= Extracted material =
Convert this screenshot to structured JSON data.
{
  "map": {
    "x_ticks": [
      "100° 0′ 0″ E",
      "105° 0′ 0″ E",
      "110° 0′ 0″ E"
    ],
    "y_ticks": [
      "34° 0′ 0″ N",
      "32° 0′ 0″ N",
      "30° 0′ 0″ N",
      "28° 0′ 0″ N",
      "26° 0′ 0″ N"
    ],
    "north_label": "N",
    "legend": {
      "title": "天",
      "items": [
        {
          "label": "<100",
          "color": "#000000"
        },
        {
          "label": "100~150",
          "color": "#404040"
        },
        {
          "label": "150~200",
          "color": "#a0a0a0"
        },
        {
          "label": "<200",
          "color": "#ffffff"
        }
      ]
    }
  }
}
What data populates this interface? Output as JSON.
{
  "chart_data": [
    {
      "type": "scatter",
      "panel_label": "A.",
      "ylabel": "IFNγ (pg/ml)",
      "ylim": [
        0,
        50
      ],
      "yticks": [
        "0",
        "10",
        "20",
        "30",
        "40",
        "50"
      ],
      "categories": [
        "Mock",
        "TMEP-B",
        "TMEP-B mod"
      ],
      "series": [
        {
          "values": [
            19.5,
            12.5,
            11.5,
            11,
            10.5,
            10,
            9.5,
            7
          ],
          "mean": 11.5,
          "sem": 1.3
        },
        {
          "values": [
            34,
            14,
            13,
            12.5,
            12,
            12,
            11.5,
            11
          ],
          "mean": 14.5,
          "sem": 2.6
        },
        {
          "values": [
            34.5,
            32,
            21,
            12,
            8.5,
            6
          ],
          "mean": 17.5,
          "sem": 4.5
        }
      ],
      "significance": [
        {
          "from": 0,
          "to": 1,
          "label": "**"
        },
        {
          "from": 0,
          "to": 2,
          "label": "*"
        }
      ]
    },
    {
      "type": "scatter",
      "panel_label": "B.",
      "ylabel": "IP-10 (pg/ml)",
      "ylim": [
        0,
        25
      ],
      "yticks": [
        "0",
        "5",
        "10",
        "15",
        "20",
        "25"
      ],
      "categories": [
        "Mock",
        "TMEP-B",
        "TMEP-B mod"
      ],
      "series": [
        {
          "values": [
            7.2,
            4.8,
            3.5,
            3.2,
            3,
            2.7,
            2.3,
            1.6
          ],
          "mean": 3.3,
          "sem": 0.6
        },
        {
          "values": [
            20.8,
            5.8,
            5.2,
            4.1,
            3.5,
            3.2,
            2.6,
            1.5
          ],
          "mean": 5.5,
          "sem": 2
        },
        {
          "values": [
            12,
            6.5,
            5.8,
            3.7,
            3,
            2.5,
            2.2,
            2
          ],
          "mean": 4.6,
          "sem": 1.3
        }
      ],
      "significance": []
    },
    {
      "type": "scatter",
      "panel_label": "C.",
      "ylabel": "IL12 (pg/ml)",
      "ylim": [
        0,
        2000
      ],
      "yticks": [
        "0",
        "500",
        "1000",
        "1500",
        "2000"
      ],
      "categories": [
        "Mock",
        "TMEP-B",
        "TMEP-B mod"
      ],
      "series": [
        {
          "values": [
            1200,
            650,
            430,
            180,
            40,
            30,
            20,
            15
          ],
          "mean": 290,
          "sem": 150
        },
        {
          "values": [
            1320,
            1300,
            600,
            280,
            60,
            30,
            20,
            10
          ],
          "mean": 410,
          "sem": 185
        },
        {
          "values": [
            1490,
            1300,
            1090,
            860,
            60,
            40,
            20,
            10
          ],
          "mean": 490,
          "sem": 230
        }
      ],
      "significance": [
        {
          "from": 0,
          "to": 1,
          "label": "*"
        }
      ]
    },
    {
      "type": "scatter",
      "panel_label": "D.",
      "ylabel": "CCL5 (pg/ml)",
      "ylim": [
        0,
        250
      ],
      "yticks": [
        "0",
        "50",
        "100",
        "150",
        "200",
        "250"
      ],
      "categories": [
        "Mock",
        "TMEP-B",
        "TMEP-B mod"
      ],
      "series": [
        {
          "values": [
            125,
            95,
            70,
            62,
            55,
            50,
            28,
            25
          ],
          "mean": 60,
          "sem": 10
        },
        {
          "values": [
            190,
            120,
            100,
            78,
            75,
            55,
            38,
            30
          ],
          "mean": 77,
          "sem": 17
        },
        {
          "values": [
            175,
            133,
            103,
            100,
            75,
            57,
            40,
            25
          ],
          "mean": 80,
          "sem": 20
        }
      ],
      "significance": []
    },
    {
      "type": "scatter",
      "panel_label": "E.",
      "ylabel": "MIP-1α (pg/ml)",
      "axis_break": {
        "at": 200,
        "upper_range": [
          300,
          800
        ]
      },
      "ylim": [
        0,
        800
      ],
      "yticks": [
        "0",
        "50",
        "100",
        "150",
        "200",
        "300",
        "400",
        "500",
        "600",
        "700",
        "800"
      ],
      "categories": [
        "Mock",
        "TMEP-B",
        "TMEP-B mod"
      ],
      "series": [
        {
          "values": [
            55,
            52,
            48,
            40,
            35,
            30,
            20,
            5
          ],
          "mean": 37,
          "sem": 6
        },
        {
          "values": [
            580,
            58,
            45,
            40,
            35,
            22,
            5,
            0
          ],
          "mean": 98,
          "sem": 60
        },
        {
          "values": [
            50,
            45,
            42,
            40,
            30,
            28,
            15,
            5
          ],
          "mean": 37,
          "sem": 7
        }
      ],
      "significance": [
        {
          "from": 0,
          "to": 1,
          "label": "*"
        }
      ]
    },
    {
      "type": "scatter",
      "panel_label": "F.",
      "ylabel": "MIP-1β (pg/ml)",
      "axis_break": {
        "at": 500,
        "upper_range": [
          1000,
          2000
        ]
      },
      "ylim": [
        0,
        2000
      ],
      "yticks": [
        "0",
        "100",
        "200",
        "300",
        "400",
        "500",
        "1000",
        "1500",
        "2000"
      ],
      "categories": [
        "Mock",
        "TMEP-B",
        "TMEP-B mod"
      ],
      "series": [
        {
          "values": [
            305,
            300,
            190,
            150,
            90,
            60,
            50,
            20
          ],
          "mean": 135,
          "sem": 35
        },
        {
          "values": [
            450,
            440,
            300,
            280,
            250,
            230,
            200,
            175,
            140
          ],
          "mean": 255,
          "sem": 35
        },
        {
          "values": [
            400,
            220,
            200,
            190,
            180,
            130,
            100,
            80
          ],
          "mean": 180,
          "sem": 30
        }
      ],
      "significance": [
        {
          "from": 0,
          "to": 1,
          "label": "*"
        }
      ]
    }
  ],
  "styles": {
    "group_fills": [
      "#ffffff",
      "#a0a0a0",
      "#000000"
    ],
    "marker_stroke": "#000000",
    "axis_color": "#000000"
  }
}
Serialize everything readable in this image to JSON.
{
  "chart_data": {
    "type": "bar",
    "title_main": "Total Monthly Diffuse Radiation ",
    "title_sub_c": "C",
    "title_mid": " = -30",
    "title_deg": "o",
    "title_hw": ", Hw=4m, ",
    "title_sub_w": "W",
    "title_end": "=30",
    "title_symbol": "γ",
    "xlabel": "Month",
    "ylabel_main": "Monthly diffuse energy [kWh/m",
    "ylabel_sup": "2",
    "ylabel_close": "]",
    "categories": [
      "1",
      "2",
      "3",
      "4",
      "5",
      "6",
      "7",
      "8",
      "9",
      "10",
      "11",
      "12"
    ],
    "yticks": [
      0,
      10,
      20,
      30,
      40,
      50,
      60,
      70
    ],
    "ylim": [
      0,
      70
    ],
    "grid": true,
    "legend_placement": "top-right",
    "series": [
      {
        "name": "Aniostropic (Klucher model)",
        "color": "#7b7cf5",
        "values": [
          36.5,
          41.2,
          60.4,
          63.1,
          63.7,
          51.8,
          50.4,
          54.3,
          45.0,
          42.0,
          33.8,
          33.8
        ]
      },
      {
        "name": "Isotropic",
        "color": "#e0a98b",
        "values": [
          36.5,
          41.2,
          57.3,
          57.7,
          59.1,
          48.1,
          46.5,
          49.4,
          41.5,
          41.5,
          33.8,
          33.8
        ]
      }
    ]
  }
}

= Written task =
List each line of the records that holds the string "Monthly".

= Answer =
    "title_main": "Total Monthly Diffuse Radiation ",
    "ylabel_main": "Monthly diffuse energy [kWh/m",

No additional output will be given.